▶ [Aim of the exercise]:
Copy all entries without alteration and skip the pictures they hold.

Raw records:
───

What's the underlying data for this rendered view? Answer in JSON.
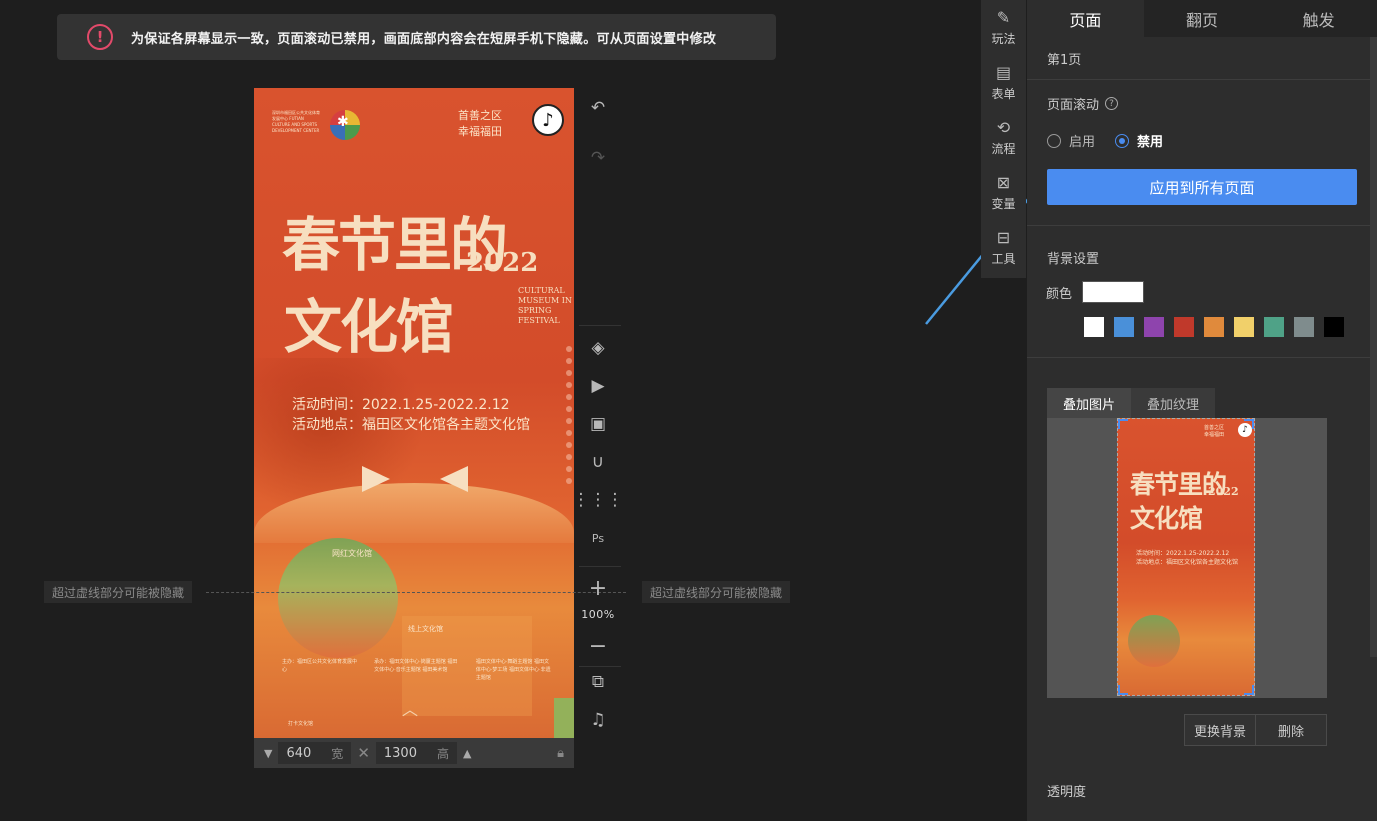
{
  "notice": {
    "text": "为保证各屏幕显示一致，页面滚动已禁用，画面底部内容会在短屏手机下隐藏。可从页面设置中修改"
  },
  "poster": {
    "org": "深圳市福田区公共文化体育发展中心 FUTIAN CULTURE AND SPORTS DEVELOPMENT CENTER",
    "slogan_line1": "首善之区",
    "slogan_line2": "幸福福田",
    "title_line1": "春节里的",
    "title_line2": "文化馆",
    "year": "2022",
    "english": "CULTURAL MUSEUM IN SPRING FESTIVAL",
    "time": "活动时间：2022.1.25-2022.2.12",
    "place": "活动地点：福田区文化馆各主题文化馆",
    "label_circle": "网红文化馆",
    "label_block": "线上文化馆",
    "host": "主办：福田区公共文化体育发展中心",
    "organizers": "承办：福田文体中心·岗厦主题馆 福田文体中心·音乐主题馆 福田美术馆",
    "organizers2": "福田文体中心·舞蹈主题馆 福田文体中心·梦工场 福田文体中心·非遗主题馆",
    "footer": "打卡文化馆"
  },
  "canvas": {
    "width": "640",
    "width_unit": "宽",
    "height": "1300",
    "height_unit": "高",
    "hint_left": "超过虚线部分可能被隐藏",
    "hint_right": "超过虚线部分可能被隐藏",
    "zoom": "100%"
  },
  "side_tabs": [
    {
      "label": "玩法",
      "icon": "gameplay-icon"
    },
    {
      "label": "表单",
      "icon": "form-icon"
    },
    {
      "label": "流程",
      "icon": "flow-icon"
    },
    {
      "label": "变量",
      "icon": "variable-icon"
    },
    {
      "label": "工具",
      "icon": "toolbox-icon"
    }
  ],
  "panel": {
    "tabs": [
      "页面",
      "翻页",
      "触发"
    ],
    "page_name": "第1页",
    "scroll_label": "页面滚动",
    "radio_enable": "启用",
    "radio_disable": "禁用",
    "apply_button": "应用到所有页面",
    "bg_label": "背景设置",
    "color_label": "颜色",
    "swatches": [
      "#ffffff",
      "#4a90d9",
      "#8e44ad",
      "#c0392b",
      "#e08a3c",
      "#f1d06a",
      "#4fa287",
      "#7f8c8d",
      "#000000"
    ],
    "overlay_tab_image": "叠加图片",
    "overlay_tab_texture": "叠加纹理",
    "replace_bg": "更换背景",
    "delete": "删除",
    "opacity_label": "透明度"
  },
  "colors": {
    "accent": "#4a8cf0",
    "alert": "#e34a6a"
  }
}
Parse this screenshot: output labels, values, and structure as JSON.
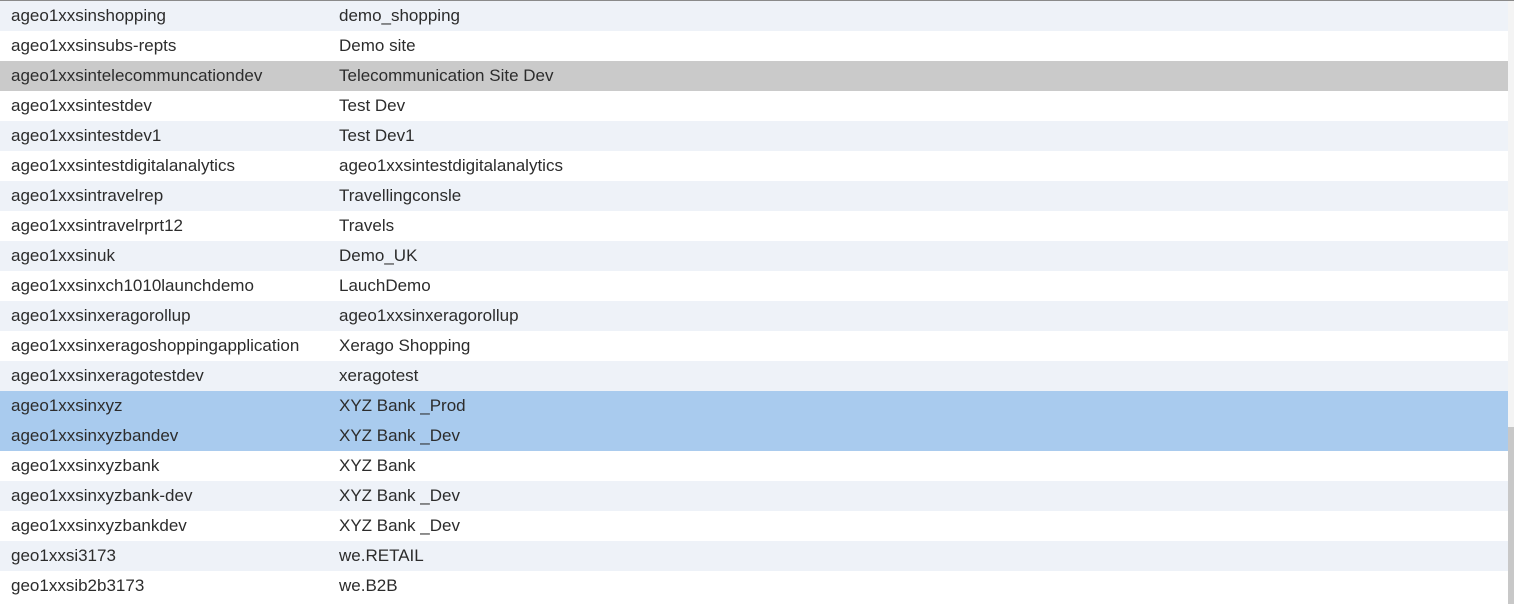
{
  "rows": [
    {
      "id": "ageo1xxsinshopping",
      "name": "demo_shopping",
      "state": "alt"
    },
    {
      "id": "ageo1xxsinsubs-repts",
      "name": "Demo site",
      "state": "plain"
    },
    {
      "id": "ageo1xxsintelecommuncationdev",
      "name": "Telecommunication Site Dev",
      "state": "hover"
    },
    {
      "id": "ageo1xxsintestdev",
      "name": "Test Dev",
      "state": "plain"
    },
    {
      "id": "ageo1xxsintestdev1",
      "name": "Test Dev1",
      "state": "alt"
    },
    {
      "id": "ageo1xxsintestdigitalanalytics",
      "name": "ageo1xxsintestdigitalanalytics",
      "state": "plain"
    },
    {
      "id": "ageo1xxsintravelrep",
      "name": "Travellingconsle",
      "state": "alt"
    },
    {
      "id": "ageo1xxsintravelrprt12",
      "name": "Travels",
      "state": "plain"
    },
    {
      "id": "ageo1xxsinuk",
      "name": "Demo_UK",
      "state": "alt"
    },
    {
      "id": "ageo1xxsinxch1010launchdemo",
      "name": "LauchDemo",
      "state": "plain"
    },
    {
      "id": "ageo1xxsinxeragorollup",
      "name": "ageo1xxsinxeragorollup",
      "state": "alt"
    },
    {
      "id": "ageo1xxsinxeragoshoppingapplication",
      "name": "Xerago Shopping",
      "state": "plain"
    },
    {
      "id": "ageo1xxsinxeragotestdev",
      "name": "xeragotest",
      "state": "alt"
    },
    {
      "id": "ageo1xxsinxyz",
      "name": "XYZ Bank _Prod",
      "state": "selected"
    },
    {
      "id": "ageo1xxsinxyzbandev",
      "name": "XYZ Bank _Dev",
      "state": "selected"
    },
    {
      "id": "ageo1xxsinxyzbank",
      "name": "XYZ Bank",
      "state": "plain"
    },
    {
      "id": "ageo1xxsinxyzbank-dev",
      "name": "XYZ Bank _Dev",
      "state": "alt"
    },
    {
      "id": "ageo1xxsinxyzbankdev",
      "name": "XYZ Bank _Dev",
      "state": "plain"
    },
    {
      "id": "geo1xxsi3173",
      "name": "we.RETAIL",
      "state": "alt"
    },
    {
      "id": "geo1xxsib2b3173",
      "name": "we.B2B",
      "state": "plain"
    }
  ],
  "colors": {
    "row_alt": "#eef2f8",
    "row_plain": "#ffffff",
    "row_hover": "#cacaca",
    "row_selected": "#a9cbee",
    "text": "#2c2c2c"
  }
}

───

▶ [Exercise answer]:
What's the underlying data for this rendered view? Answer in JSON.
{
  "notice": {
    "text": "为保证各屏幕显示一致，页面滚动已禁用，画面底部内容会在短屏手机下隐藏。可从页面设置中修改"
  },
  "poster": {
    "org": "深圳市福田区公共文化体育发展中心 FUTIAN CULTURE AND SPORTS DEVELOPMENT CENTER",
    "slogan_line1": "首善之区",
    "slogan_line2": "幸福福田",
    "title_line1": "春节里的",
    "title_line2": "文化馆",
    "year": "2022",
    "english": "CULTURAL MUSEUM IN SPRING FESTIVAL",
    "time": "活动时间：2022.1.25-2022.2.12",
    "place": "活动地点：福田区文化馆各主题文化馆",
    "label_circle": "网红文化馆",
    "label_block": "线上文化馆",
    "host": "主办：福田区公共文化体育发展中心",
    "organizers": "承办：福田文体中心·岗厦主题馆 福田文体中心·音乐主题馆 福田美术馆",
    "organizers2": "福田文体中心·舞蹈主题馆 福田文体中心·梦工场 福田文体中心·非遗主题馆",
    "footer": "打卡文化馆"
  },
  "canvas": {
    "width": "640",
    "width_unit": "宽",
    "height": "1300",
    "height_unit": "高",
    "hint_left": "超过虚线部分可能被隐藏",
    "hint_right": "超过虚线部分可能被隐藏",
    "zoom": "100%"
  },
  "side_tabs": [
    {
      "label": "玩法",
      "icon": "gameplay-icon"
    },
    {
      "label": "表单",
      "icon": "form-icon"
    },
    {
      "label": "流程",
      "icon": "flow-icon"
    },
    {
      "label": "变量",
      "icon": "variable-icon"
    },
    {
      "label": "工具",
      "icon": "toolbox-icon"
    }
  ],
  "panel": {
    "tabs": [
      "页面",
      "翻页",
      "触发"
    ],
    "page_name": "第1页",
    "scroll_label": "页面滚动",
    "radio_enable": "启用",
    "radio_disable": "禁用",
    "apply_button": "应用到所有页面",
    "bg_label": "背景设置",
    "color_label": "颜色",
    "swatches": [
      "#ffffff",
      "#4a90d9",
      "#8e44ad",
      "#c0392b",
      "#e08a3c",
      "#f1d06a",
      "#4fa287",
      "#7f8c8d",
      "#000000"
    ],
    "overlay_tab_image": "叠加图片",
    "overlay_tab_texture": "叠加纹理",
    "replace_bg": "更换背景",
    "delete": "删除",
    "opacity_label": "透明度"
  },
  "colors": {
    "accent": "#4a8cf0",
    "alert": "#e34a6a"
  }
}
Parse this screenshot: output labels, values, and structure as JSON.
{
  "rows": [
    {
      "id": "ageo1xxsinshopping",
      "name": "demo_shopping",
      "state": "alt"
    },
    {
      "id": "ageo1xxsinsubs-repts",
      "name": "Demo site",
      "state": "plain"
    },
    {
      "id": "ageo1xxsintelecommuncationdev",
      "name": "Telecommunication Site Dev",
      "state": "hover"
    },
    {
      "id": "ageo1xxsintestdev",
      "name": "Test Dev",
      "state": "plain"
    },
    {
      "id": "ageo1xxsintestdev1",
      "name": "Test Dev1",
      "state": "alt"
    },
    {
      "id": "ageo1xxsintestdigitalanalytics",
      "name": "ageo1xxsintestdigitalanalytics",
      "state": "plain"
    },
    {
      "id": "ageo1xxsintravelrep",
      "name": "Travellingconsle",
      "state": "alt"
    },
    {
      "id": "ageo1xxsintravelrprt12",
      "name": "Travels",
      "state": "plain"
    },
    {
      "id": "ageo1xxsinuk",
      "name": "Demo_UK",
      "state": "alt"
    },
    {
      "id": "ageo1xxsinxch1010launchdemo",
      "name": "LauchDemo",
      "state": "plain"
    },
    {
      "id": "ageo1xxsinxeragorollup",
      "name": "ageo1xxsinxeragorollup",
      "state": "alt"
    },
    {
      "id": "ageo1xxsinxeragoshoppingapplication",
      "name": "Xerago Shopping",
      "state": "plain"
    },
    {
      "id": "ageo1xxsinxeragotestdev",
      "name": "xeragotest",
      "state": "alt"
    },
    {
      "id": "ageo1xxsinxyz",
      "name": "XYZ Bank _Prod",
      "state": "selected"
    },
    {
      "id": "ageo1xxsinxyzbandev",
      "name": "XYZ Bank _Dev",
      "state": "selected"
    },
    {
      "id": "ageo1xxsinxyzbank",
      "name": "XYZ Bank",
      "state": "plain"
    },
    {
      "id": "ageo1xxsinxyzbank-dev",
      "name": "XYZ Bank _Dev",
      "state": "alt"
    },
    {
      "id": "ageo1xxsinxyzbankdev",
      "name": "XYZ Bank _Dev",
      "state": "plain"
    },
    {
      "id": "geo1xxsi3173",
      "name": "we.RETAIL",
      "state": "alt"
    },
    {
      "id": "geo1xxsib2b3173",
      "name": "we.B2B",
      "state": "plain"
    }
  ],
  "colors": {
    "row_alt": "#eef2f8",
    "row_plain": "#ffffff",
    "row_hover": "#cacaca",
    "row_selected": "#a9cbee",
    "text": "#2c2c2c"
  }
}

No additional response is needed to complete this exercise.